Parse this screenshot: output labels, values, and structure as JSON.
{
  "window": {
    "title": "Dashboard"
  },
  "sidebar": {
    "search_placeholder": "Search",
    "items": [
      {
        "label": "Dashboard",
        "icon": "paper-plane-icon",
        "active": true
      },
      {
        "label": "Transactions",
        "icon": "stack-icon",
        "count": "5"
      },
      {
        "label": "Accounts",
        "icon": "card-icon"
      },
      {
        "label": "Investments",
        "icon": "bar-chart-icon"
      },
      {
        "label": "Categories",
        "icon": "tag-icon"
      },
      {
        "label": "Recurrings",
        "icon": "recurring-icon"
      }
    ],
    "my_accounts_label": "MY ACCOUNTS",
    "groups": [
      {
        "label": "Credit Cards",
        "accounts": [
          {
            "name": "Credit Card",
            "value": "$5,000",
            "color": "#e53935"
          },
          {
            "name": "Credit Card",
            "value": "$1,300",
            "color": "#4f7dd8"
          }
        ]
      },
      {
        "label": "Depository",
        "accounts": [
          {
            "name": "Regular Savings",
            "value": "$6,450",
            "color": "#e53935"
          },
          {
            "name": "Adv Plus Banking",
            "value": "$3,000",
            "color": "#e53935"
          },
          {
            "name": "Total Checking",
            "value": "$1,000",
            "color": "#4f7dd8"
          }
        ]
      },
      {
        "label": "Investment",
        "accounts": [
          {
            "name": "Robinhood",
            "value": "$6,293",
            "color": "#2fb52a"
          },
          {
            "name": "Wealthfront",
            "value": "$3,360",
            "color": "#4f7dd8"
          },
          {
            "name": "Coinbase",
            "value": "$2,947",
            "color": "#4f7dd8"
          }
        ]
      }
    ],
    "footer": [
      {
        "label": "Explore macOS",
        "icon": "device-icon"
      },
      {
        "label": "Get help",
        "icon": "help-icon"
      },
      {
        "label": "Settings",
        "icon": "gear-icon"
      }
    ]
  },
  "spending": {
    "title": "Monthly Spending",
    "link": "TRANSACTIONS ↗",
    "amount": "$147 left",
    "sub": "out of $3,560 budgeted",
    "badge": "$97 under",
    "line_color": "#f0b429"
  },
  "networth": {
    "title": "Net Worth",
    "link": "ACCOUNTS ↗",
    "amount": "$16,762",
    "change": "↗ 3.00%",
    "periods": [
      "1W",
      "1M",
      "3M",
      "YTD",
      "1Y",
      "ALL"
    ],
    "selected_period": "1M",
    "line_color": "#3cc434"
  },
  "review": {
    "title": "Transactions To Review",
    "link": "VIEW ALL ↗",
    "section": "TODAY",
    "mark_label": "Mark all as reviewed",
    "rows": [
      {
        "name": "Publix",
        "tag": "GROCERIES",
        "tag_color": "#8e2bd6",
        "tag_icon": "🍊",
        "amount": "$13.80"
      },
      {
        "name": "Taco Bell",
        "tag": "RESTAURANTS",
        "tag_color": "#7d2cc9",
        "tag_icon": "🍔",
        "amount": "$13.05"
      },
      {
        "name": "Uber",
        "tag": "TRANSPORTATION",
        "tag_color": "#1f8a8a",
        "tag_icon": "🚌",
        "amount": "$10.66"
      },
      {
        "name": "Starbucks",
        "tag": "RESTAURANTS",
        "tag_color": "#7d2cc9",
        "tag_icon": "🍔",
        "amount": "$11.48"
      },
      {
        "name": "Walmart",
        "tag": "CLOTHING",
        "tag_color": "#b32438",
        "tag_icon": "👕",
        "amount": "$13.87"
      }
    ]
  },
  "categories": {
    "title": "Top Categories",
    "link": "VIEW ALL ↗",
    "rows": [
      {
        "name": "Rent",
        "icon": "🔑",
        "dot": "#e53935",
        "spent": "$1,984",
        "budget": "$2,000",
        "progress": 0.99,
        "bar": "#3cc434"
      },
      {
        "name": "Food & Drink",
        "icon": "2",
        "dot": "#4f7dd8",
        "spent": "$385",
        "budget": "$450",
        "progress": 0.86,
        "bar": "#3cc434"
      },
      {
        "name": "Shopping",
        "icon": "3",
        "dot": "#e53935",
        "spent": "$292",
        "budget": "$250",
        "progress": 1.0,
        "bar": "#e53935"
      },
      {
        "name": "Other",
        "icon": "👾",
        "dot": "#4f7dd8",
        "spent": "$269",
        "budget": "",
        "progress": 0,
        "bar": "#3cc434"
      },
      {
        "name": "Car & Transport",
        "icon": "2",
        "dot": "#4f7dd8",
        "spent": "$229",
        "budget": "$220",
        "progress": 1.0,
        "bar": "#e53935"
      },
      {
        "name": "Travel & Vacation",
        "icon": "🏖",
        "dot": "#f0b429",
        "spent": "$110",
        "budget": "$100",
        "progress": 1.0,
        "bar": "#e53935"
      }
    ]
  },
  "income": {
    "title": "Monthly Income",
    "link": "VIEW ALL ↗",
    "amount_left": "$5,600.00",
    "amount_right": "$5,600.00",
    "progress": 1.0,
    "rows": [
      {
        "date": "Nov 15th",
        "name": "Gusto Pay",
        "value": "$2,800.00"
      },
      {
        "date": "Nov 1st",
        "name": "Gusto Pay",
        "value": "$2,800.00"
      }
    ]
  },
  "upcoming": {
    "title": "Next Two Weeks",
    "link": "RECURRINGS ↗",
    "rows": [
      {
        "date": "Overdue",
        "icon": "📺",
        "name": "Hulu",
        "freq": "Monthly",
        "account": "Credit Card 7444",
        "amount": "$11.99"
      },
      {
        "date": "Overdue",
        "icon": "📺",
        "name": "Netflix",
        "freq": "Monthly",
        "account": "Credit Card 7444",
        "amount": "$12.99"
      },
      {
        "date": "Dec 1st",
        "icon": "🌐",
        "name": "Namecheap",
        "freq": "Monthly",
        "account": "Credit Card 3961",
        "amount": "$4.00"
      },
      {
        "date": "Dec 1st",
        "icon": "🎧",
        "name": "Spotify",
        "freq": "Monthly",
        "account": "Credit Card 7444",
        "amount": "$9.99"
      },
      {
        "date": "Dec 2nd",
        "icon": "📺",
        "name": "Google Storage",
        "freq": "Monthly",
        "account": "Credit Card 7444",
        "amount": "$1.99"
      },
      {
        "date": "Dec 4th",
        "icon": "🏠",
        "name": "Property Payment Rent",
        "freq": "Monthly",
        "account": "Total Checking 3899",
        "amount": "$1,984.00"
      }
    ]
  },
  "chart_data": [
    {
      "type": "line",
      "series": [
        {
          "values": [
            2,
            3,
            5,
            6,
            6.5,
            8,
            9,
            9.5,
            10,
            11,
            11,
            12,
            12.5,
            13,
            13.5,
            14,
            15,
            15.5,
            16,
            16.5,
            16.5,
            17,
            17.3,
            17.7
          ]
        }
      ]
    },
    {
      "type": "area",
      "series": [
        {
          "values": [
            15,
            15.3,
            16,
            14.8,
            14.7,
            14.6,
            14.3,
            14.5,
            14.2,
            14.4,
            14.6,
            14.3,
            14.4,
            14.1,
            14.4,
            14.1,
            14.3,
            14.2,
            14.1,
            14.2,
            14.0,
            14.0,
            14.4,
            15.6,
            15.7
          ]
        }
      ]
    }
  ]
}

What you are asked to do. Return every entry exactly as given.

Right answer.
Parse this screenshot: output labels, values, and structure as JSON.
{
  "window": {
    "title": "Dashboard"
  },
  "sidebar": {
    "search_placeholder": "Search",
    "items": [
      {
        "label": "Dashboard",
        "icon": "paper-plane-icon",
        "active": true
      },
      {
        "label": "Transactions",
        "icon": "stack-icon",
        "count": "5"
      },
      {
        "label": "Accounts",
        "icon": "card-icon"
      },
      {
        "label": "Investments",
        "icon": "bar-chart-icon"
      },
      {
        "label": "Categories",
        "icon": "tag-icon"
      },
      {
        "label": "Recurrings",
        "icon": "recurring-icon"
      }
    ],
    "my_accounts_label": "MY ACCOUNTS",
    "groups": [
      {
        "label": "Credit Cards",
        "accounts": [
          {
            "name": "Credit Card",
            "value": "$5,000",
            "color": "#e53935"
          },
          {
            "name": "Credit Card",
            "value": "$1,300",
            "color": "#4f7dd8"
          }
        ]
      },
      {
        "label": "Depository",
        "accounts": [
          {
            "name": "Regular Savings",
            "value": "$6,450",
            "color": "#e53935"
          },
          {
            "name": "Adv Plus Banking",
            "value": "$3,000",
            "color": "#e53935"
          },
          {
            "name": "Total Checking",
            "value": "$1,000",
            "color": "#4f7dd8"
          }
        ]
      },
      {
        "label": "Investment",
        "accounts": [
          {
            "name": "Robinhood",
            "value": "$6,293",
            "color": "#2fb52a"
          },
          {
            "name": "Wealthfront",
            "value": "$3,360",
            "color": "#4f7dd8"
          },
          {
            "name": "Coinbase",
            "value": "$2,947",
            "color": "#4f7dd8"
          }
        ]
      }
    ],
    "footer": [
      {
        "label": "Explore macOS",
        "icon": "device-icon"
      },
      {
        "label": "Get help",
        "icon": "help-icon"
      },
      {
        "label": "Settings",
        "icon": "gear-icon"
      }
    ]
  },
  "spending": {
    "title": "Monthly Spending",
    "link": "TRANSACTIONS ↗",
    "amount": "$147 left",
    "sub": "out of $3,560 budgeted",
    "badge": "$97 under",
    "line_color": "#f0b429"
  },
  "networth": {
    "title": "Net Worth",
    "link": "ACCOUNTS ↗",
    "amount": "$16,762",
    "change": "↗ 3.00%",
    "periods": [
      "1W",
      "1M",
      "3M",
      "YTD",
      "1Y",
      "ALL"
    ],
    "selected_period": "1M",
    "line_color": "#3cc434"
  },
  "review": {
    "title": "Transactions To Review",
    "link": "VIEW ALL ↗",
    "section": "TODAY",
    "mark_label": "Mark all as reviewed",
    "rows": [
      {
        "name": "Publix",
        "tag": "GROCERIES",
        "tag_color": "#8e2bd6",
        "tag_icon": "🍊",
        "amount": "$13.80"
      },
      {
        "name": "Taco Bell",
        "tag": "RESTAURANTS",
        "tag_color": "#7d2cc9",
        "tag_icon": "🍔",
        "amount": "$13.05"
      },
      {
        "name": "Uber",
        "tag": "TRANSPORTATION",
        "tag_color": "#1f8a8a",
        "tag_icon": "🚌",
        "amount": "$10.66"
      },
      {
        "name": "Starbucks",
        "tag": "RESTAURANTS",
        "tag_color": "#7d2cc9",
        "tag_icon": "🍔",
        "amount": "$11.48"
      },
      {
        "name": "Walmart",
        "tag": "CLOTHING",
        "tag_color": "#b32438",
        "tag_icon": "👕",
        "amount": "$13.87"
      }
    ]
  },
  "categories": {
    "title": "Top Categories",
    "link": "VIEW ALL ↗",
    "rows": [
      {
        "name": "Rent",
        "icon": "🔑",
        "dot": "#e53935",
        "spent": "$1,984",
        "budget": "$2,000",
        "progress": 0.99,
        "bar": "#3cc434"
      },
      {
        "name": "Food & Drink",
        "icon": "2",
        "dot": "#4f7dd8",
        "spent": "$385",
        "budget": "$450",
        "progress": 0.86,
        "bar": "#3cc434"
      },
      {
        "name": "Shopping",
        "icon": "3",
        "dot": "#e53935",
        "spent": "$292",
        "budget": "$250",
        "progress": 1.0,
        "bar": "#e53935"
      },
      {
        "name": "Other",
        "icon": "👾",
        "dot": "#4f7dd8",
        "spent": "$269",
        "budget": "",
        "progress": 0,
        "bar": "#3cc434"
      },
      {
        "name": "Car & Transport",
        "icon": "2",
        "dot": "#4f7dd8",
        "spent": "$229",
        "budget": "$220",
        "progress": 1.0,
        "bar": "#e53935"
      },
      {
        "name": "Travel & Vacation",
        "icon": "🏖",
        "dot": "#f0b429",
        "spent": "$110",
        "budget": "$100",
        "progress": 1.0,
        "bar": "#e53935"
      }
    ]
  },
  "income": {
    "title": "Monthly Income",
    "link": "VIEW ALL ↗",
    "amount_left": "$5,600.00",
    "amount_right": "$5,600.00",
    "progress": 1.0,
    "rows": [
      {
        "date": "Nov 15th",
        "name": "Gusto Pay",
        "value": "$2,800.00"
      },
      {
        "date": "Nov 1st",
        "name": "Gusto Pay",
        "value": "$2,800.00"
      }
    ]
  },
  "upcoming": {
    "title": "Next Two Weeks",
    "link": "RECURRINGS ↗",
    "rows": [
      {
        "date": "Overdue",
        "icon": "📺",
        "name": "Hulu",
        "freq": "Monthly",
        "account": "Credit Card 7444",
        "amount": "$11.99"
      },
      {
        "date": "Overdue",
        "icon": "📺",
        "name": "Netflix",
        "freq": "Monthly",
        "account": "Credit Card 7444",
        "amount": "$12.99"
      },
      {
        "date": "Dec 1st",
        "icon": "🌐",
        "name": "Namecheap",
        "freq": "Monthly",
        "account": "Credit Card 3961",
        "amount": "$4.00"
      },
      {
        "date": "Dec 1st",
        "icon": "🎧",
        "name": "Spotify",
        "freq": "Monthly",
        "account": "Credit Card 7444",
        "amount": "$9.99"
      },
      {
        "date": "Dec 2nd",
        "icon": "📺",
        "name": "Google Storage",
        "freq": "Monthly",
        "account": "Credit Card 7444",
        "amount": "$1.99"
      },
      {
        "date": "Dec 4th",
        "icon": "🏠",
        "name": "Property Payment Rent",
        "freq": "Monthly",
        "account": "Total Checking 3899",
        "amount": "$1,984.00"
      }
    ]
  },
  "chart_data": [
    {
      "type": "line",
      "series": [
        {
          "values": [
            2,
            3,
            5,
            6,
            6.5,
            8,
            9,
            9.5,
            10,
            11,
            11,
            12,
            12.5,
            13,
            13.5,
            14,
            15,
            15.5,
            16,
            16.5,
            16.5,
            17,
            17.3,
            17.7
          ]
        }
      ]
    },
    {
      "type": "area",
      "series": [
        {
          "values": [
            15,
            15.3,
            16,
            14.8,
            14.7,
            14.6,
            14.3,
            14.5,
            14.2,
            14.4,
            14.6,
            14.3,
            14.4,
            14.1,
            14.4,
            14.1,
            14.3,
            14.2,
            14.1,
            14.2,
            14.0,
            14.0,
            14.4,
            15.6,
            15.7
          ]
        }
      ]
    }
  ]
}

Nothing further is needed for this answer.